● GIVEN INSTRUCTION
Lines that hold the string "survive" are to be counted; give only their number.

● MATERIAL PROVIDED

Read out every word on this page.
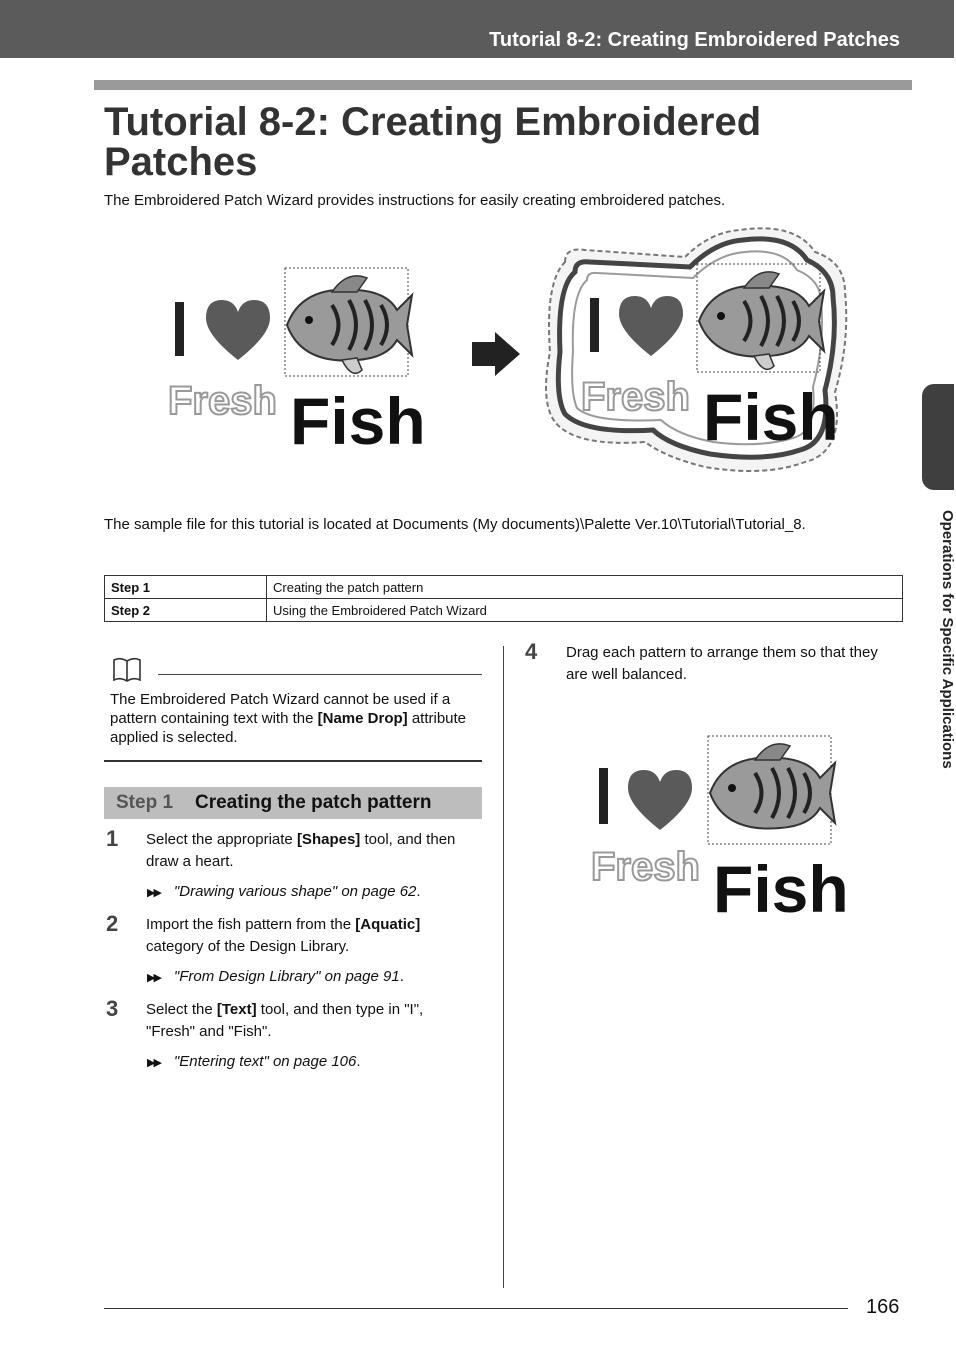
Tutorial 8-2: Creating Embroidered Patches
Tutorial 8-2: Creating Embroidered Patches
The Embroidered Patch Wizard provides instructions for easily creating embroidered patches.
Fresh Fish	Fresh Fish
The sample file for this tutorial is located at Documents (My documents)\Palette Ver.10\Tutorial\Tutorial_8.
Step 1	Creating the patch pattern
Step 2	Using the Embroidered Patch Wizard
The Embroidered Patch Wizard cannot be used if a pattern containing text with the [Name Drop] attribute applied is selected.
Step 1 Creating the patch pattern
1 Select the appropriate [Shapes] tool, and then draw a heart.
▶▶ "Drawing various shape" on page 62.
2 Import the fish pattern from the [Aquatic] category of the Design Library.
▶▶ "From Design Library" on page 91.
3 Select the [Text] tool, and then type in "I", "Fresh" and "Fish".
▶▶ "Entering text" on page 106.
4 Drag each pattern to arrange them so that they are well balanced.
Fresh Fish
Operations for Specific Applications
166
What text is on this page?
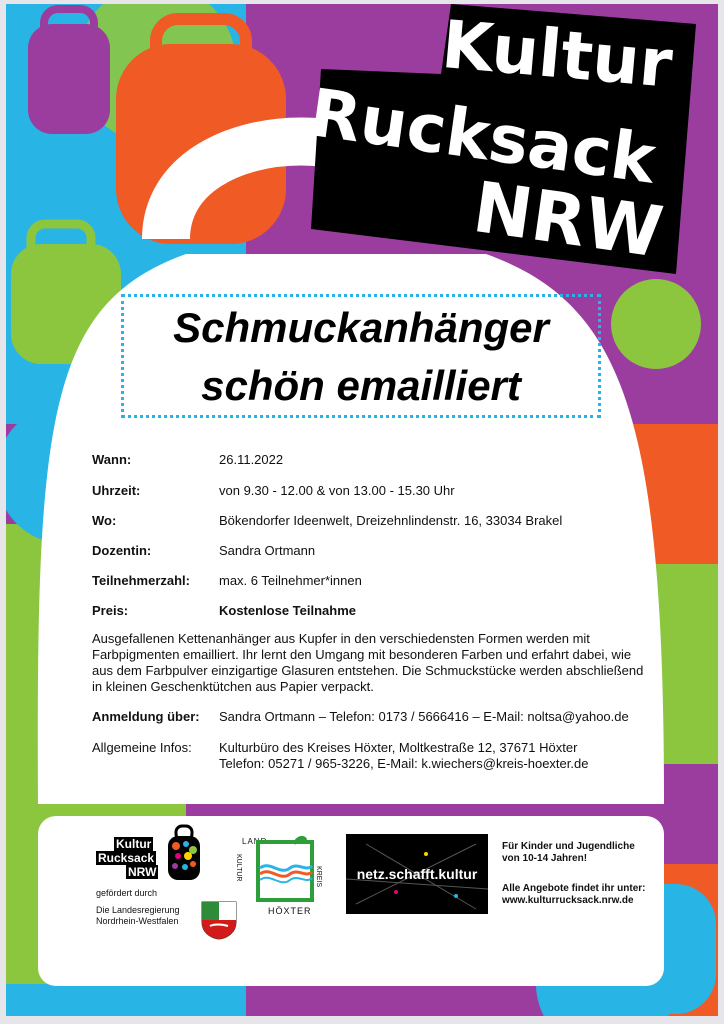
Kultur
Rucksack
NRW
Schmuckanhänger
schön emailliert
Wann:	26.11.2022
Uhrzeit:	von 9.30 - 12.00 & von 13.00 - 15.30 Uhr
Wo:	Bökendorfer Ideenwelt, Dreizehnlindenstr. 16, 33034 Brakel
Dozentin:	Sandra Ortmann
Teilnehmerzahl: max. 6 Teilnehmer*innen
Preis:	Kostenlose Teilnahme
Ausgefallenen Kettenanhänger aus Kupfer in den verschiedensten Formen werden mit Farbpigmenten emailliert. Ihr lernt den Umgang mit besonderen Farben und erfahrt dabei, wie aus dem Farbpulver einzigartige Glasuren entstehen. Die Schmuckstücke werden abschließend in kleinen Geschenktütchen aus Papier verpackt.
Anmeldung über: Sandra Ortmann – Telefon: 0173 / 5666416 – E-Mail: noltsa@yahoo.de
Allgemeine Infos: Kulturbüro des Kreises Höxter, Moltkestraße 12, 37671 Höxter
Telefon: 05271 / 965-3226, E-Mail: k.wiechers@kreis-hoexter.de
Kultur
Rucksack
NRW
gefördert durch
Die Landesregierung
Nordrhein-Westfalen
LAND
KULTUR	KREIS
HÖXTER
netz.schafft.kultur
Für Kinder und Jugendliche
von 10-14 Jahren!
Alle Angebote findet ihr unter:
www.kulturrucksack.nrw.de
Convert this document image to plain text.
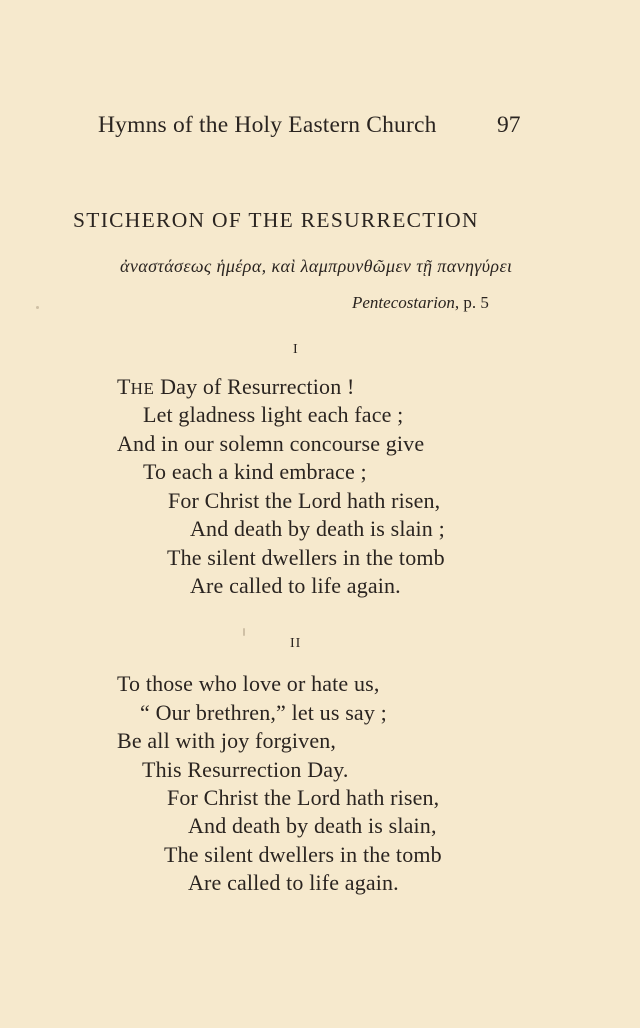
Hymns of the Holy Eastern Church	97
STICHERON OF THE RESURRECTION
ἀναστάσεως ἡμέρα, καὶ λαμπρυνθῶμεν τῇ πανηγύρει
Pentecostarion, p. 5
I
THE Day of Resurrection !
Let gladness light each face ;
And in our solemn concourse give
To each a kind embrace ;
For Christ the Lord hath risen,
And death by death is slain ;
The silent dwellers in the tomb
Are called to life again.
II
To those who love or hate us,
“ Our brethren,” let us say ;
Be all with joy forgiven,
This Resurrection Day.
For Christ the Lord hath risen,
And death by death is slain,
The silent dwellers in the tomb
Are called to life again.
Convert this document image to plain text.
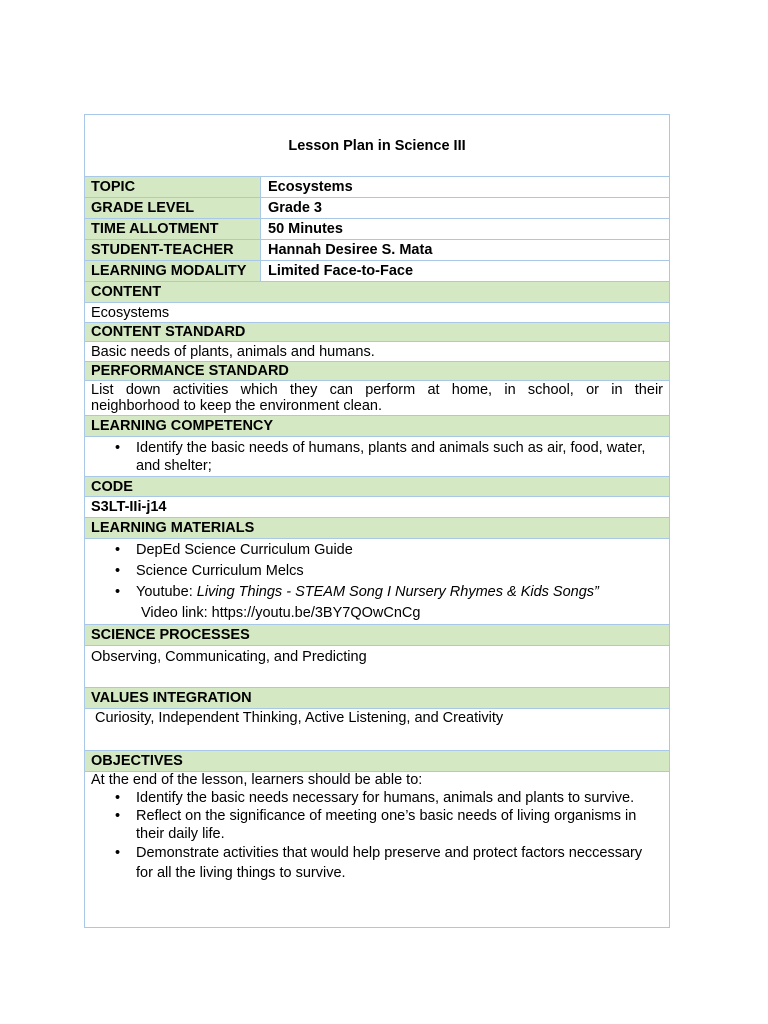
Lesson Plan in Science III
TOPIC	Ecosystems
GRADE LEVEL	Grade 3
TIME ALLOTMENT	50 Minutes
STUDENT-TEACHER	Hannah Desiree S. Mata
LEARNING MODALITY	Limited Face-to-Face
CONTENT
Ecosystems
CONTENT STANDARD
Basic needs of plants, animals and humans.
PERFORMANCE STANDARD
List down activities which they can perform at home, in school, or in their
neighborhood to keep the environment clean.
LEARNING COMPETENCY
• Identify the basic needs of humans, plants and animals such as air, food, water, and shelter;
CODE
S3LT-IIi-j14
LEARNING MATERIALS
• DepEd Science Curriculum Guide
• Science Curriculum Melcs
• Youtube: Living Things - STEAM Song I Nursery Rhymes & Kids Songs”
Video link: https://youtu.be/3BY7QOwCnCg
SCIENCE PROCESSES
Observing, Communicating, and Predicting
VALUES INTEGRATION
Curiosity, Independent Thinking, Active Listening, and Creativity
OBJECTIVES
At the end of the lesson, learners should be able to:
• Identify the basic needs necessary for humans, animals and plants to survive.
• Reflect on the significance of meeting one’s basic needs of living organisms in their daily life.
• Demonstrate activities that would help preserve and protect factors neccessary for all the living things to survive.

● OUTPUT OF THE TASK
2